[PROVIDED ENTRIES]
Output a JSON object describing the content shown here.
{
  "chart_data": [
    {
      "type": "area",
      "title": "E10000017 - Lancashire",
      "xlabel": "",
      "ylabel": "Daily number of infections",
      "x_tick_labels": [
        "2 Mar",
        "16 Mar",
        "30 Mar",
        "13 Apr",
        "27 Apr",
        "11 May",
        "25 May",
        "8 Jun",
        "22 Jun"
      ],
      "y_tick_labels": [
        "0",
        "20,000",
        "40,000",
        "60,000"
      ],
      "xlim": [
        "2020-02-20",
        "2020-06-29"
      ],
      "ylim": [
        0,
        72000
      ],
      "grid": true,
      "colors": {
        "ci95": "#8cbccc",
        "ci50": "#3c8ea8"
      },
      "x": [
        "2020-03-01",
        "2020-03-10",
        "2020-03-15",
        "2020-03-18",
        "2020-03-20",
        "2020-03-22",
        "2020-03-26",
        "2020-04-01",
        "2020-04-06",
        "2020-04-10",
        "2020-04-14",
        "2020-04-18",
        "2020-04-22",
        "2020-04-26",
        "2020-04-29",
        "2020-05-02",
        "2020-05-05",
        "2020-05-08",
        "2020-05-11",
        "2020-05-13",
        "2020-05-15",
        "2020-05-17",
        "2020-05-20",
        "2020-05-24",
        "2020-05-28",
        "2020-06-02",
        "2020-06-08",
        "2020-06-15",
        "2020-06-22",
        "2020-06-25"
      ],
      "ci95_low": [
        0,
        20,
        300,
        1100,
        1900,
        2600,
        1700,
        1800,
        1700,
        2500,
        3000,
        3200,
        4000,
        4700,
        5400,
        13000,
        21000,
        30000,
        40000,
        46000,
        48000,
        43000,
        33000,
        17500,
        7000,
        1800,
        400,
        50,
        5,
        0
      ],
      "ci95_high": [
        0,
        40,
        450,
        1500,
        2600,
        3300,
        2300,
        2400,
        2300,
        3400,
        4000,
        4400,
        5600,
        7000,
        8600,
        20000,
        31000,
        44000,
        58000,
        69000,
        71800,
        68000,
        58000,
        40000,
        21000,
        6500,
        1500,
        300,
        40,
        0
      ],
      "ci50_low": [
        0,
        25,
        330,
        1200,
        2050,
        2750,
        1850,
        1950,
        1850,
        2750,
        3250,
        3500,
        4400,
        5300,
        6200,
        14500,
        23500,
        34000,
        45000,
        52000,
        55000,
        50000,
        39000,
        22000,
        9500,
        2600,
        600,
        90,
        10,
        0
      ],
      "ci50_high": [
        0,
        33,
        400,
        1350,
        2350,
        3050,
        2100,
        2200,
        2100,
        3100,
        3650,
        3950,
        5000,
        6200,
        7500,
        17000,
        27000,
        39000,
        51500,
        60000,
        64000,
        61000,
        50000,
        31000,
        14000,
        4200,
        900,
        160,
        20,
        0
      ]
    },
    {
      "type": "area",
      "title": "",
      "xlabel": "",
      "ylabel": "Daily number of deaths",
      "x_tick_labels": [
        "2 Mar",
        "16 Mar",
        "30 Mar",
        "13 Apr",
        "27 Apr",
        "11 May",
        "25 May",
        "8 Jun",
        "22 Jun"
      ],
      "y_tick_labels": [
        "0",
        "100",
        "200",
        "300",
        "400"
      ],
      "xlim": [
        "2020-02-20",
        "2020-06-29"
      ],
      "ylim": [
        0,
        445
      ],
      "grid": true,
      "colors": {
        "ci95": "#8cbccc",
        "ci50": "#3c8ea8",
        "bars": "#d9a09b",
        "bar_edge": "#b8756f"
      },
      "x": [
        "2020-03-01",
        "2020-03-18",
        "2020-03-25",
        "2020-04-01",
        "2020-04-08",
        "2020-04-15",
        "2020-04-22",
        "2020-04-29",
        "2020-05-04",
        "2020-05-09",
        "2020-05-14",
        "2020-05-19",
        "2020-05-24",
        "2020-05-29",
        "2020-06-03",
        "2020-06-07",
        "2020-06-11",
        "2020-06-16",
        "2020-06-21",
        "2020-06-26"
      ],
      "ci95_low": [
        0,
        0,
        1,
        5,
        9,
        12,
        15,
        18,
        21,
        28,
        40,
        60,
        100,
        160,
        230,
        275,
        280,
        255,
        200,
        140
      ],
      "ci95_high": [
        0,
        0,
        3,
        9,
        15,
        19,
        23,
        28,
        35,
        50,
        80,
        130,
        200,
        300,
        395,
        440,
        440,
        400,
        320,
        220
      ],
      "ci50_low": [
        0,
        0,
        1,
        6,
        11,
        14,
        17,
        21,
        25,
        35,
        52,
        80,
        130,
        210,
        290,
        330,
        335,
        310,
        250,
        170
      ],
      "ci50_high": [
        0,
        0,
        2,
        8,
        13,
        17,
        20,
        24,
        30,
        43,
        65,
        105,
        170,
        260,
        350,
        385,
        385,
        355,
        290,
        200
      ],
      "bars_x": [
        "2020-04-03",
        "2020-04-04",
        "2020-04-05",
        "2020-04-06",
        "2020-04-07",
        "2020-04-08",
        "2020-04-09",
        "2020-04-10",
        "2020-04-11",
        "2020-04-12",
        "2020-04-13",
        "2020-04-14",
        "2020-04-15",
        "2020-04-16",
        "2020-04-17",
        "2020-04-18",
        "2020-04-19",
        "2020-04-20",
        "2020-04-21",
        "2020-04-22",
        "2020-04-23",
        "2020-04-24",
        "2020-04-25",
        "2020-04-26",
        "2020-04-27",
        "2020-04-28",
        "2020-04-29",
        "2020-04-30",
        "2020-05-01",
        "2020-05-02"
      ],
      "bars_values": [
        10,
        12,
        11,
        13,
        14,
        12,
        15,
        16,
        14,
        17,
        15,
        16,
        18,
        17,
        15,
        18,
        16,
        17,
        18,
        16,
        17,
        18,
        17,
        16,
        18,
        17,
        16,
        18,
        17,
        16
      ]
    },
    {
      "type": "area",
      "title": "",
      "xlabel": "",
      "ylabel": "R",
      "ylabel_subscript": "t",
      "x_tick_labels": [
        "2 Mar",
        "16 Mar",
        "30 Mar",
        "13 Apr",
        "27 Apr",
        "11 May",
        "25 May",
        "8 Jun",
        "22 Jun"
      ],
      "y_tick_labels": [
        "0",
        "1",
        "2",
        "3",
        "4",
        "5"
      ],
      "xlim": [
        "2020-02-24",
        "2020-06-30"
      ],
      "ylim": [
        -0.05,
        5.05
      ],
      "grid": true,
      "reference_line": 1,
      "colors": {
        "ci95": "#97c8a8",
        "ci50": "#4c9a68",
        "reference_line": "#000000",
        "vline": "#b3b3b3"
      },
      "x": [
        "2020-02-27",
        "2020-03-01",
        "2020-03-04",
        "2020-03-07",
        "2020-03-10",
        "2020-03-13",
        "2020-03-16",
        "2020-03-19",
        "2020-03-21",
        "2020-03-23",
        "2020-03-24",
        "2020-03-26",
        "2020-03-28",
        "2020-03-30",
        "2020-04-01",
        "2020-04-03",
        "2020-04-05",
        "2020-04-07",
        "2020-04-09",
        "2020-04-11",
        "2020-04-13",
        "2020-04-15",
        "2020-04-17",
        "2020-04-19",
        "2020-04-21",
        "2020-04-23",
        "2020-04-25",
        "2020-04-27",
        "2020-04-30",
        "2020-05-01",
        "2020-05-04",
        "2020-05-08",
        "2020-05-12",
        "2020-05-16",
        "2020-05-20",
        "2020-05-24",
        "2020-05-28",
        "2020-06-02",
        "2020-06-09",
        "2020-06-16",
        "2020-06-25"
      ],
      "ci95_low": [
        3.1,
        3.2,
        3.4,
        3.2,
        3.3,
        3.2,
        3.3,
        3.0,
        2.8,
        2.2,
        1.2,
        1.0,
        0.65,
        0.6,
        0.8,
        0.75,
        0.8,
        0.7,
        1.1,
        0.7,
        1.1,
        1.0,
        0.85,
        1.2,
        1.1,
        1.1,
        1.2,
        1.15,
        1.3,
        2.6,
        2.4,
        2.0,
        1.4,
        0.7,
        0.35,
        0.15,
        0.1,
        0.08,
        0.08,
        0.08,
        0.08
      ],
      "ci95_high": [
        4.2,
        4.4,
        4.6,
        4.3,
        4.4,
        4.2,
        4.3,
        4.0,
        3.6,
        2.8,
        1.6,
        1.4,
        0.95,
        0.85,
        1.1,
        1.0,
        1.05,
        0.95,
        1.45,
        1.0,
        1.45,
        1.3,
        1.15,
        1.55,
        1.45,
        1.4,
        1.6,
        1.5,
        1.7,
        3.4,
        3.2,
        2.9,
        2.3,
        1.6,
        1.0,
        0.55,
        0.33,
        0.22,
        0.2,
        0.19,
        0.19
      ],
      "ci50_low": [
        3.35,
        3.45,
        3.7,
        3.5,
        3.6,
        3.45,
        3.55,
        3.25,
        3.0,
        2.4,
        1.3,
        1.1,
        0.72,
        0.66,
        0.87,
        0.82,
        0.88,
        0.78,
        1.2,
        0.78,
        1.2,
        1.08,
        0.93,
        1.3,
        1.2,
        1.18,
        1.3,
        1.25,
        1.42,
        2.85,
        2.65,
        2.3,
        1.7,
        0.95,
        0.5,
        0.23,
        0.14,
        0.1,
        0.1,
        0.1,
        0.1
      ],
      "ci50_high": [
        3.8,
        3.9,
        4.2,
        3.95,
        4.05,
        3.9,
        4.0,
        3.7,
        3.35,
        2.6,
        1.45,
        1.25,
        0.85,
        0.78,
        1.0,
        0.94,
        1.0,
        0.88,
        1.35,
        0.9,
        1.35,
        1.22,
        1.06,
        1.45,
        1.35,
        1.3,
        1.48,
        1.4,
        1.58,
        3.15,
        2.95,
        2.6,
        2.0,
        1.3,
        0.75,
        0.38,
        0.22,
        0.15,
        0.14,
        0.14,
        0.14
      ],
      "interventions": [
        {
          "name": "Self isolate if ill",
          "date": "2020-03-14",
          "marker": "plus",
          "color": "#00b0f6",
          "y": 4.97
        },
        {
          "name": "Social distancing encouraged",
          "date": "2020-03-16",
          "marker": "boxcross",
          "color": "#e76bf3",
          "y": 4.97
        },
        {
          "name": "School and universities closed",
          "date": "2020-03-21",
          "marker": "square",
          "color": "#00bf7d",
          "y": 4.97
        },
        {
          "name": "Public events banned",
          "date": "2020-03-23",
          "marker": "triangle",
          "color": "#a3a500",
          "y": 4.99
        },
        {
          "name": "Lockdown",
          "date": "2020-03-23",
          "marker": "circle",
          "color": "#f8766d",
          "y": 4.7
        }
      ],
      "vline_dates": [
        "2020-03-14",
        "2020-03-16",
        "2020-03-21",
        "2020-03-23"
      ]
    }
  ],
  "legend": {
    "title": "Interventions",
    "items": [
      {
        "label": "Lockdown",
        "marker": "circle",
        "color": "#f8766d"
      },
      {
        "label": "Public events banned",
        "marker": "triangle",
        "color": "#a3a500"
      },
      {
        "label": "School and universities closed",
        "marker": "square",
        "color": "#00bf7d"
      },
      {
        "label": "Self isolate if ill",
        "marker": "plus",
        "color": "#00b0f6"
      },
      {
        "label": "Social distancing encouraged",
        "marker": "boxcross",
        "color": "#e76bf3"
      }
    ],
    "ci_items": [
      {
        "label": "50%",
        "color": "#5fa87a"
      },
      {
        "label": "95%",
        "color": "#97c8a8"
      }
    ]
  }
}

[SET TASK] Gather each line in these records that contains the string "distancing".

[FULL ANSWER]
          "name": "Social distancing encouraged",
        "label": "Social distancing encouraged",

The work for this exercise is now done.